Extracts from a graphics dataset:

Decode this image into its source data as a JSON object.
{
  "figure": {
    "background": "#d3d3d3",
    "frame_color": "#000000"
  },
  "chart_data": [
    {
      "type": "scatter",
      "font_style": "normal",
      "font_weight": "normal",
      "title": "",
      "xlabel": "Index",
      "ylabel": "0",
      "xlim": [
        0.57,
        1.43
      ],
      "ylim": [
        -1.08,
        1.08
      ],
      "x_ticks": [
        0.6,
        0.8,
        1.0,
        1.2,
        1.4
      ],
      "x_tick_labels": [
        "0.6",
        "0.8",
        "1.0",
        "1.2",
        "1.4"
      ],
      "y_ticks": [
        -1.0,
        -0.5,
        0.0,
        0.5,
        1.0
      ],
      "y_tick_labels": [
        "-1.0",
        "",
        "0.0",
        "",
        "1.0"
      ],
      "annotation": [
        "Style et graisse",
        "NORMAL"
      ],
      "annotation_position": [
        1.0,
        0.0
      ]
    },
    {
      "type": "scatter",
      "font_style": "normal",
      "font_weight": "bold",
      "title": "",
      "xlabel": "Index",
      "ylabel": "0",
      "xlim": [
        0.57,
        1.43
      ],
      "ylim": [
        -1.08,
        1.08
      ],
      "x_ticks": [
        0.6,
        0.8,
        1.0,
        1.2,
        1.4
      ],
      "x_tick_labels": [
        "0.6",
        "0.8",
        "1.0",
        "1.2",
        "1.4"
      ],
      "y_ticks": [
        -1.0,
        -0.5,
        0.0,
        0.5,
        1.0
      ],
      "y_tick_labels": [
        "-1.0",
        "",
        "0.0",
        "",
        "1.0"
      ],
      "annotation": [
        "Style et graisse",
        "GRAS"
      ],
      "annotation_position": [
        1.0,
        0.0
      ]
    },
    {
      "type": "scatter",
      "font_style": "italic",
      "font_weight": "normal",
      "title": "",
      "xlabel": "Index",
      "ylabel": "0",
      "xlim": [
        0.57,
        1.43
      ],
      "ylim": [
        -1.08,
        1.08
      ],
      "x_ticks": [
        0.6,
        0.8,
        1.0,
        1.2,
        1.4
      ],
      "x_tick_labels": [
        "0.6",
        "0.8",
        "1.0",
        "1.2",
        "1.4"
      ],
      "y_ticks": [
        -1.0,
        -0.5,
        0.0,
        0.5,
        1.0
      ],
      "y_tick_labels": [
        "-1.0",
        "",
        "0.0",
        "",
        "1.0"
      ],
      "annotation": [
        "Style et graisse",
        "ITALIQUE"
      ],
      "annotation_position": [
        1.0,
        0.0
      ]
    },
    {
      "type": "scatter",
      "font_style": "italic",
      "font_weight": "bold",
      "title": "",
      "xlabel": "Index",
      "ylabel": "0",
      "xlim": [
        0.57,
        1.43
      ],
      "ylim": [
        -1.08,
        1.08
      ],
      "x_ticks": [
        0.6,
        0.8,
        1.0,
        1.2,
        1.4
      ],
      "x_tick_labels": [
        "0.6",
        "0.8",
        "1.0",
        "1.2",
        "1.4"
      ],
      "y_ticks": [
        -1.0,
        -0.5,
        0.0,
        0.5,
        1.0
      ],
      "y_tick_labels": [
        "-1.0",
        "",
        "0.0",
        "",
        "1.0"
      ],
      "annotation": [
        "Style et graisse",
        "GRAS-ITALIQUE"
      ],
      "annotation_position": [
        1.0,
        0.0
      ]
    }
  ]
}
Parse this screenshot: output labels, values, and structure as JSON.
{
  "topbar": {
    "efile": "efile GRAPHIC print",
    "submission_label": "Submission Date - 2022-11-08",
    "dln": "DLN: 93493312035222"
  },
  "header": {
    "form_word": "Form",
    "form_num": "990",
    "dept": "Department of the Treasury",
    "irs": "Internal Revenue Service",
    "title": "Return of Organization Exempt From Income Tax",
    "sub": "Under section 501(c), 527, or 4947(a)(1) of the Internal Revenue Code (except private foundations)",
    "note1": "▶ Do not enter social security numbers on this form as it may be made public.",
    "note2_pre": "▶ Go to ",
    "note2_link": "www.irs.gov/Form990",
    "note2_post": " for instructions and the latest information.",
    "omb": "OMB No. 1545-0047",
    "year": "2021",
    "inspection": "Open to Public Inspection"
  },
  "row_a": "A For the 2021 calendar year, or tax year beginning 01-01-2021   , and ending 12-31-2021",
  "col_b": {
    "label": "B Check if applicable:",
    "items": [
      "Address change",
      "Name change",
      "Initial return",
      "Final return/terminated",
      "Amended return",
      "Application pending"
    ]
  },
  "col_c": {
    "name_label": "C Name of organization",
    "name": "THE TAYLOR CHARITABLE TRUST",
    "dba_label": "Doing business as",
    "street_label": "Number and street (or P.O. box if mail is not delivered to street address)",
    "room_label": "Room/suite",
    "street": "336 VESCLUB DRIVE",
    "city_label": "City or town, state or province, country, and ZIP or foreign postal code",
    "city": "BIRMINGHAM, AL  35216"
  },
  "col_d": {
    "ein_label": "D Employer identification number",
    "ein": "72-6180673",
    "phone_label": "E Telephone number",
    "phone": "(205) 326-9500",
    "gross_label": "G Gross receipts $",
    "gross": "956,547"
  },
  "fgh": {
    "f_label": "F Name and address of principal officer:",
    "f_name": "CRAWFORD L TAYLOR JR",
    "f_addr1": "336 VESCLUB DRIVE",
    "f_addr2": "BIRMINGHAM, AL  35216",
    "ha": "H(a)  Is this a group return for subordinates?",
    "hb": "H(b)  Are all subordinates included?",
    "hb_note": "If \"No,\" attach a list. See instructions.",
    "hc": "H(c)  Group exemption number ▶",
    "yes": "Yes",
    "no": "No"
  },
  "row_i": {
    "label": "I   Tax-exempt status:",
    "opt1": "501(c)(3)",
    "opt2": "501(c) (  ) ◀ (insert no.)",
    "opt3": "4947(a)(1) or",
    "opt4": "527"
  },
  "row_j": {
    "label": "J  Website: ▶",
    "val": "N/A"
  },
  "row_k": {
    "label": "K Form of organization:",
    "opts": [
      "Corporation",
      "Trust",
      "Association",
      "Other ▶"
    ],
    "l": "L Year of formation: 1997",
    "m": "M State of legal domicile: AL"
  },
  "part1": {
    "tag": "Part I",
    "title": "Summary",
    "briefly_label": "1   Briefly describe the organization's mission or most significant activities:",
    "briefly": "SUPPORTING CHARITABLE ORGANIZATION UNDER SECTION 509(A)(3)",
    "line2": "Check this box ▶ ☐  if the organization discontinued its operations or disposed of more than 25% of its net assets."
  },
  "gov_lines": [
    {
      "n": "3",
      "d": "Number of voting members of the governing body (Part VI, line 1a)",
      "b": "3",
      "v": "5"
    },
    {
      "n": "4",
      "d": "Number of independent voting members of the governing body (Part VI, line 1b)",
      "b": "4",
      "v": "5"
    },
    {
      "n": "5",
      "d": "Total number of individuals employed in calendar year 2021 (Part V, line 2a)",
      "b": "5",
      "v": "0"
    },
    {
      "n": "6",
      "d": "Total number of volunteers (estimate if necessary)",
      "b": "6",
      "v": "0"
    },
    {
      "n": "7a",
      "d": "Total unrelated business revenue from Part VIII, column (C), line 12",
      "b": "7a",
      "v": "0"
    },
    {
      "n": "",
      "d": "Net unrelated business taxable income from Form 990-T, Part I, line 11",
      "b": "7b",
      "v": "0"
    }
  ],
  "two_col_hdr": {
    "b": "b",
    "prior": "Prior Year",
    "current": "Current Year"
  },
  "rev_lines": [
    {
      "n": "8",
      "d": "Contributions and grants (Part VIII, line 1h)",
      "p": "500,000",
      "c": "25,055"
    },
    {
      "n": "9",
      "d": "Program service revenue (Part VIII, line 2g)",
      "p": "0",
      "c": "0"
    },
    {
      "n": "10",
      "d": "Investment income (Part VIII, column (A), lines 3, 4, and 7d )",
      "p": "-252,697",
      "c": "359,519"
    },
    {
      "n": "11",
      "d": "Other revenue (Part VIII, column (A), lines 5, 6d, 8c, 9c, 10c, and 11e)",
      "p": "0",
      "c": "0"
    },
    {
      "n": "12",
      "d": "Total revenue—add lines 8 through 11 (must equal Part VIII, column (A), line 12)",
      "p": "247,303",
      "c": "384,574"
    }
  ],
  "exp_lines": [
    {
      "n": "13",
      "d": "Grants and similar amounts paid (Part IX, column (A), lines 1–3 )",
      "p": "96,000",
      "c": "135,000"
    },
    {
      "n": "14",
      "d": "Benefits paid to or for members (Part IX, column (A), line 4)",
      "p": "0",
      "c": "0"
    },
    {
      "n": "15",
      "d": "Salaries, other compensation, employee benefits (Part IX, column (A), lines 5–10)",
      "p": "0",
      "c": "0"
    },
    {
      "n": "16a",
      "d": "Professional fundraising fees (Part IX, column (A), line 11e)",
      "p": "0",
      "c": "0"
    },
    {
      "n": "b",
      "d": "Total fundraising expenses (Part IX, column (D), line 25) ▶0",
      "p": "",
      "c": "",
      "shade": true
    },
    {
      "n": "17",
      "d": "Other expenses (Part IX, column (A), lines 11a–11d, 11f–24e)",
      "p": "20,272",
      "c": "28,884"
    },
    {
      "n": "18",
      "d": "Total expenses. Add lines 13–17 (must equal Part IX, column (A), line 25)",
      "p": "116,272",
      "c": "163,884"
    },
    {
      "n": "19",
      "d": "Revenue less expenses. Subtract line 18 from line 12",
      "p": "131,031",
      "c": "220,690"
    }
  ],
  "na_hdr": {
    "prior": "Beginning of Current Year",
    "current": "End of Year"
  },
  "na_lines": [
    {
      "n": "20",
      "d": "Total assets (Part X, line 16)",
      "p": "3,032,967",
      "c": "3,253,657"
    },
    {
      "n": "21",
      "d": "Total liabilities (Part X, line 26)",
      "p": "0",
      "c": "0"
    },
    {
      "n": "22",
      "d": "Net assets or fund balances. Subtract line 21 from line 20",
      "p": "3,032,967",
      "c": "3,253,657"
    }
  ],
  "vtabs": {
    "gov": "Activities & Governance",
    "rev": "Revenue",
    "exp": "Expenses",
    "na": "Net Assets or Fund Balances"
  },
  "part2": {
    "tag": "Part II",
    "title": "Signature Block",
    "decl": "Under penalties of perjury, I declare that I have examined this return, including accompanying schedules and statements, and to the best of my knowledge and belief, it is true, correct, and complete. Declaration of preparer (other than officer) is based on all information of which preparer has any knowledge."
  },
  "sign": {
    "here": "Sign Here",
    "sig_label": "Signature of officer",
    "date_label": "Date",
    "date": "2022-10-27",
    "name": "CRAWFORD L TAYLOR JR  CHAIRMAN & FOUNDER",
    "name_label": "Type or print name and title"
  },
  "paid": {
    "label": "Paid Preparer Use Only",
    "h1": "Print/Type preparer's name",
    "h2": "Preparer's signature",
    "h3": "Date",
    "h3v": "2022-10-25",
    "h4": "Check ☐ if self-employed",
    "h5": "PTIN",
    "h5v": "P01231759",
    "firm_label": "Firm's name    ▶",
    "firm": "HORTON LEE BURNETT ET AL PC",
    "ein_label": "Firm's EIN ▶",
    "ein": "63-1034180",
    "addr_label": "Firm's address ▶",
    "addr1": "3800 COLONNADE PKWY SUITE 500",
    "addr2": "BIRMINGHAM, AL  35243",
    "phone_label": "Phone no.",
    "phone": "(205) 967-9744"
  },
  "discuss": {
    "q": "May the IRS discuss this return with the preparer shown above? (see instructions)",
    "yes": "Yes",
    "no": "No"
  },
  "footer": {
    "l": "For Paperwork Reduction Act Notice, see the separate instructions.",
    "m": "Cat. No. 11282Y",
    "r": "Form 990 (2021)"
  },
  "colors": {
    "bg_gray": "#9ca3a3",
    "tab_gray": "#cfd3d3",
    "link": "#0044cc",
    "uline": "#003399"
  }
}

_The request_. Each line in the listing above either holds the string "instructions" or does not; state how many do, giving the number only.

_Full answer_. 4